_PROVIDED ENTRIES:_
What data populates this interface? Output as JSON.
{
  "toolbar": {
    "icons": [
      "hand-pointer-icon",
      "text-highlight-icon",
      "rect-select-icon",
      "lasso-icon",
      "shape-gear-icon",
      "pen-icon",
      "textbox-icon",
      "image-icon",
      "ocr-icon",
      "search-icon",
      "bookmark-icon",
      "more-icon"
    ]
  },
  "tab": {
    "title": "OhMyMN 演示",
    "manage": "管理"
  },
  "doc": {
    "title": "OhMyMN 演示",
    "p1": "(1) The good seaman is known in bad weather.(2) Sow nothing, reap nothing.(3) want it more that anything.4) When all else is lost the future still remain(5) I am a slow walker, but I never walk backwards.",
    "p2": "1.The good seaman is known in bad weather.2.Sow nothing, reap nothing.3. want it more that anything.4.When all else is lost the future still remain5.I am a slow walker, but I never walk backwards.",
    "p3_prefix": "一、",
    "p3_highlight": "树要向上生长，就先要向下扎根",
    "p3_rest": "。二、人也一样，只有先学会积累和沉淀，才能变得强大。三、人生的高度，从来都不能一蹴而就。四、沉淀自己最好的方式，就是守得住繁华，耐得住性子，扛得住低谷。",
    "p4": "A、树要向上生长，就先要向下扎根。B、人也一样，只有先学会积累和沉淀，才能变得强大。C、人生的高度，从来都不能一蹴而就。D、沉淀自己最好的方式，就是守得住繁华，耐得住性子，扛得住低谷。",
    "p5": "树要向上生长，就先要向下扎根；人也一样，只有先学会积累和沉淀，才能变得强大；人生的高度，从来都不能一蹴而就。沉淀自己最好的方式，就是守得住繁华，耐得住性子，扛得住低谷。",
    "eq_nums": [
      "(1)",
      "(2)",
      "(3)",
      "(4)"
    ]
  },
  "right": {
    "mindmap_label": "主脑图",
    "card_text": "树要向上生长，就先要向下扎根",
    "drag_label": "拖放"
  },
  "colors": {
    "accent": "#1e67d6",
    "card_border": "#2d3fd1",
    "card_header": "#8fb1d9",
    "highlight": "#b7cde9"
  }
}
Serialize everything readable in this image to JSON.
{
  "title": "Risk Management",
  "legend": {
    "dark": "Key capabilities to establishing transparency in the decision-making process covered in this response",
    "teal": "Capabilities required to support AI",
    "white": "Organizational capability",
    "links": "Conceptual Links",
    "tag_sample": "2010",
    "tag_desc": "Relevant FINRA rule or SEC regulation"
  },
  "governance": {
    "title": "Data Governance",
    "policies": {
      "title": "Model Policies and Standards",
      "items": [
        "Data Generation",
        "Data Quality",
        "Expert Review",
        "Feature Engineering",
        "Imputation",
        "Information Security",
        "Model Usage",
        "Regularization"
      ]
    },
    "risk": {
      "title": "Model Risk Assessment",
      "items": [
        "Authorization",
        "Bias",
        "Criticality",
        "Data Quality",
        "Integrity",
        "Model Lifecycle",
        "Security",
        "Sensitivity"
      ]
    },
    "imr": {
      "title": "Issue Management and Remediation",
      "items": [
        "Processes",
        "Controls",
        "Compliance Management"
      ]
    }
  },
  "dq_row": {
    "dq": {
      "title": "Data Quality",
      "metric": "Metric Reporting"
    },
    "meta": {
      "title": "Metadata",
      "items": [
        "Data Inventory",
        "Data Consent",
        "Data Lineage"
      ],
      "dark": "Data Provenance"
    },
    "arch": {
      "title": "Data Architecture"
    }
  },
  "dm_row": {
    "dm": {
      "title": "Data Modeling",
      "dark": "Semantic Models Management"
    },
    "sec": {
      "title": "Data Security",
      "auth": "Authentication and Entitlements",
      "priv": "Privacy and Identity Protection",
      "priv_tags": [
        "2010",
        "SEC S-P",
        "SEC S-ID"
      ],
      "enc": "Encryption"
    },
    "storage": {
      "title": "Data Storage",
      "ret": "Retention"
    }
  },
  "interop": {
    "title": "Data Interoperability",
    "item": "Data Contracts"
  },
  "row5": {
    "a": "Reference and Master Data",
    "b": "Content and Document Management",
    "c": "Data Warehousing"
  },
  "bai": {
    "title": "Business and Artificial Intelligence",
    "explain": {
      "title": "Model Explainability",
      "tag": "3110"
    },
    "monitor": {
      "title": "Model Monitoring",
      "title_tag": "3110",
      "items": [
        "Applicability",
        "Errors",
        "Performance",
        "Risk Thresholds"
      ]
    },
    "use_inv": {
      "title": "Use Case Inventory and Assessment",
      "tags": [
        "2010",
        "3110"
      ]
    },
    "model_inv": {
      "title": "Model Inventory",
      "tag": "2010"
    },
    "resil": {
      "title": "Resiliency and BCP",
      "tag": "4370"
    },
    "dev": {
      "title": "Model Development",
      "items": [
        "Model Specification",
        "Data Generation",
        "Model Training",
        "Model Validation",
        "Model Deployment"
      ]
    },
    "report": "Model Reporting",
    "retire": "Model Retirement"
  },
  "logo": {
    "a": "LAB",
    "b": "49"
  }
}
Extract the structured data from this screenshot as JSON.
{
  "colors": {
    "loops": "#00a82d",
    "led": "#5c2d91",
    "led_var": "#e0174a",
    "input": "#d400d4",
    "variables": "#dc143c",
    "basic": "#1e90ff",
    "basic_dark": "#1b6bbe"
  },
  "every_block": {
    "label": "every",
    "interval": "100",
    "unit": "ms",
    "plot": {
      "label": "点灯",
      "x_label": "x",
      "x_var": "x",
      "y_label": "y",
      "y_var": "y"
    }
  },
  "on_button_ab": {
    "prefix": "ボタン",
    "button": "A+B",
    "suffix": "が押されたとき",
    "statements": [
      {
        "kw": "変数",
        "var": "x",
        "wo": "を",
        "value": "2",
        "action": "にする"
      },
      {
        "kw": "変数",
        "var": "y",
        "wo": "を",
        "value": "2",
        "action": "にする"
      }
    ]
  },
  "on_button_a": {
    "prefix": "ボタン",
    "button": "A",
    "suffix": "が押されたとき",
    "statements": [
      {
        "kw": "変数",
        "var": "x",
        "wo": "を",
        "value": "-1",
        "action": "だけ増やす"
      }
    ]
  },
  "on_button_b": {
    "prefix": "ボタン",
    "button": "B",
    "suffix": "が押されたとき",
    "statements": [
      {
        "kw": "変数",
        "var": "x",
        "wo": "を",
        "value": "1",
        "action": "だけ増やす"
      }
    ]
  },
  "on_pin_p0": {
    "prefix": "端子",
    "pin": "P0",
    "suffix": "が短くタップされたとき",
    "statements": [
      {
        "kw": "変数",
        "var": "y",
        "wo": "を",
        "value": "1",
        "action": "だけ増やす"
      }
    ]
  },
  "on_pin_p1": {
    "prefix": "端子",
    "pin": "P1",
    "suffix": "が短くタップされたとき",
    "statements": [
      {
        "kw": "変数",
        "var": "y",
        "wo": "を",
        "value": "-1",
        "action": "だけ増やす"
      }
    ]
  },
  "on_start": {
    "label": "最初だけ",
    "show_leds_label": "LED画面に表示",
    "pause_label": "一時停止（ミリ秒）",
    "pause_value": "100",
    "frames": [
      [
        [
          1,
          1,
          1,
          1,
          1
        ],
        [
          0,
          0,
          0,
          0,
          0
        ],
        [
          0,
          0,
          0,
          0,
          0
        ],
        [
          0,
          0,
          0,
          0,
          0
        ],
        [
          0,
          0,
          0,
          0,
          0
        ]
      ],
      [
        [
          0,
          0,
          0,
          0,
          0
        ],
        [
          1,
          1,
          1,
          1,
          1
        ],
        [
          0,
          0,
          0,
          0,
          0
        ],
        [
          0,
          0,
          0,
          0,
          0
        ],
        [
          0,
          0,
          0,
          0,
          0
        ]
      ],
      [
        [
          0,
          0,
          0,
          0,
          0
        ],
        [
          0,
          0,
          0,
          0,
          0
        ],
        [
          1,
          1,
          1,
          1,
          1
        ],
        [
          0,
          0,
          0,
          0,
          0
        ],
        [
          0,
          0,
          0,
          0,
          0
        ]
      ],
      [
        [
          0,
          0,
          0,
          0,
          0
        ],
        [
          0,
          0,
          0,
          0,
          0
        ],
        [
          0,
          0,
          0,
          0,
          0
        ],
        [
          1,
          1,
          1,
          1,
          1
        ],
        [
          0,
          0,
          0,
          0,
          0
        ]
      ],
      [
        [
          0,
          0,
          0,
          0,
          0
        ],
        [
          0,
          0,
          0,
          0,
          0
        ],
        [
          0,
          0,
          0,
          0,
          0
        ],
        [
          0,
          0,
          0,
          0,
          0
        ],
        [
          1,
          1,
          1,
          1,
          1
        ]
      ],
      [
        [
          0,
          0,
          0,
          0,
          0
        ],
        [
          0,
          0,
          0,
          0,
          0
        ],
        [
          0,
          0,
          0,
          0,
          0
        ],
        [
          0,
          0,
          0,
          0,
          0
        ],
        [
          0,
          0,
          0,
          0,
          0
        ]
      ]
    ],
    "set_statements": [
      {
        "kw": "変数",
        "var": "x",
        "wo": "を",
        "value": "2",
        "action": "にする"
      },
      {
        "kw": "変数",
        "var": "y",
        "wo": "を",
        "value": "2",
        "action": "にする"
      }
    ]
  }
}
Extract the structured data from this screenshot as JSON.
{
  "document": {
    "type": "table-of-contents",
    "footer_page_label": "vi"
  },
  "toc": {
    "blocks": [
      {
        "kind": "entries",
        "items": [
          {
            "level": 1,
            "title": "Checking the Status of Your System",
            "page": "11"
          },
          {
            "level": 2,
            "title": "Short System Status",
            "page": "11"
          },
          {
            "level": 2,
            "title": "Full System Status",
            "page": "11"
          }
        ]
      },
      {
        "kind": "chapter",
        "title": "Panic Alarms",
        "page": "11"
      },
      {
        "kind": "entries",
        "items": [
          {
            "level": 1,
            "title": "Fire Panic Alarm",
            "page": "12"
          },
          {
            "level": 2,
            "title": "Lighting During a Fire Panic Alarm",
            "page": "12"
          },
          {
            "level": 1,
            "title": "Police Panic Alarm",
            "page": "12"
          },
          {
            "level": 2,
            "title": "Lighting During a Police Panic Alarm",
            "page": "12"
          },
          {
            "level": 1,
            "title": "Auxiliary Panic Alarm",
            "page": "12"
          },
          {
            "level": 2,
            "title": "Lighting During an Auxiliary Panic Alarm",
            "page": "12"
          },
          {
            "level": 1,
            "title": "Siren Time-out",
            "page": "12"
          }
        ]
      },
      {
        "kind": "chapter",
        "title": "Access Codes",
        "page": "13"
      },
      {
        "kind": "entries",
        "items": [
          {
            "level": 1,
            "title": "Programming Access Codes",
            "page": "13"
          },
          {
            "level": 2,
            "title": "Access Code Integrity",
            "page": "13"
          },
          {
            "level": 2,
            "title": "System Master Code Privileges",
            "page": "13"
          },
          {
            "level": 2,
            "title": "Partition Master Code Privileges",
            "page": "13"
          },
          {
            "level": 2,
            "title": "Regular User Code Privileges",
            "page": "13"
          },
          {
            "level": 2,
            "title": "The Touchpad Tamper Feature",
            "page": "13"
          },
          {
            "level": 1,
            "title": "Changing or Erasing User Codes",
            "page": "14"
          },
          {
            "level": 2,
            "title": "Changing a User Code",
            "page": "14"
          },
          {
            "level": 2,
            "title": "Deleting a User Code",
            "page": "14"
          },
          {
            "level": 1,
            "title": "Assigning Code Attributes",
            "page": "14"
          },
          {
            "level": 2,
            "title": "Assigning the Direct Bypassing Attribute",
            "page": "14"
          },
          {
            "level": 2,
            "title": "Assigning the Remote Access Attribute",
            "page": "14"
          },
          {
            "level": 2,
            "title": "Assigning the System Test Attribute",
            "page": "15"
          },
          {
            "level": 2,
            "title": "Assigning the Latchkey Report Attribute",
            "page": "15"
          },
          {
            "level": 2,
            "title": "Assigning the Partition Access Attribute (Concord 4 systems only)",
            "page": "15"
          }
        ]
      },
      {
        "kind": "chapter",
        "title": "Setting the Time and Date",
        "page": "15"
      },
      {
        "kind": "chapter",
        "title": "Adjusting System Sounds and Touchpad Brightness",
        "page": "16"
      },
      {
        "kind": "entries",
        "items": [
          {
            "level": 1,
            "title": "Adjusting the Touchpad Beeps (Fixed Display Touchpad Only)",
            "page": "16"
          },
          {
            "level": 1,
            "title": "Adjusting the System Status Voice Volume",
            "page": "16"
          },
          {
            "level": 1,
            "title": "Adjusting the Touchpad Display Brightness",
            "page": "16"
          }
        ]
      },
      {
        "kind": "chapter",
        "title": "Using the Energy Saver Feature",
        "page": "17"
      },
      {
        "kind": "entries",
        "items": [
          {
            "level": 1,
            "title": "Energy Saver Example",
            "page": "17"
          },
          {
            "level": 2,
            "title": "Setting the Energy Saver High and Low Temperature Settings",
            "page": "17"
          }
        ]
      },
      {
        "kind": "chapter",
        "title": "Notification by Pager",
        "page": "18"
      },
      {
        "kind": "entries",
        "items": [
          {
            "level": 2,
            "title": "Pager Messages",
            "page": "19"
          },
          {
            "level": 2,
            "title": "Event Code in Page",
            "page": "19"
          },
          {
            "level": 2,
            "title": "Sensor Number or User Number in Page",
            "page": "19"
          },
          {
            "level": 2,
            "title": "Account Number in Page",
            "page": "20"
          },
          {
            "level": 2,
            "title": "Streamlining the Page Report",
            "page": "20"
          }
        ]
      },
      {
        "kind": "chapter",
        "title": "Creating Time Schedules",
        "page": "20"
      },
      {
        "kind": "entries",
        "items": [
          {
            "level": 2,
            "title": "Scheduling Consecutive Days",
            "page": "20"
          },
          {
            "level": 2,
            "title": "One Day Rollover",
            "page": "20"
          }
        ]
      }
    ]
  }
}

_YOUR GOAL:_ Extract from the data every line where "that" shows up.

_TASK OUTPUT:_
    "p1": "(1) The good seaman is known in bad weather.(2) Sow nothing, reap nothing.(3) want it more that anything.4) When all else is lost the future still remain(5) I am a slow walker, but I never walk backwards.",
    "p2": "1.The good seaman is known in bad weather.2.Sow nothing, reap nothing.3. want it more that anything.4.When all else is lost the future still remain5.I am a slow walker, but I never walk backwards.",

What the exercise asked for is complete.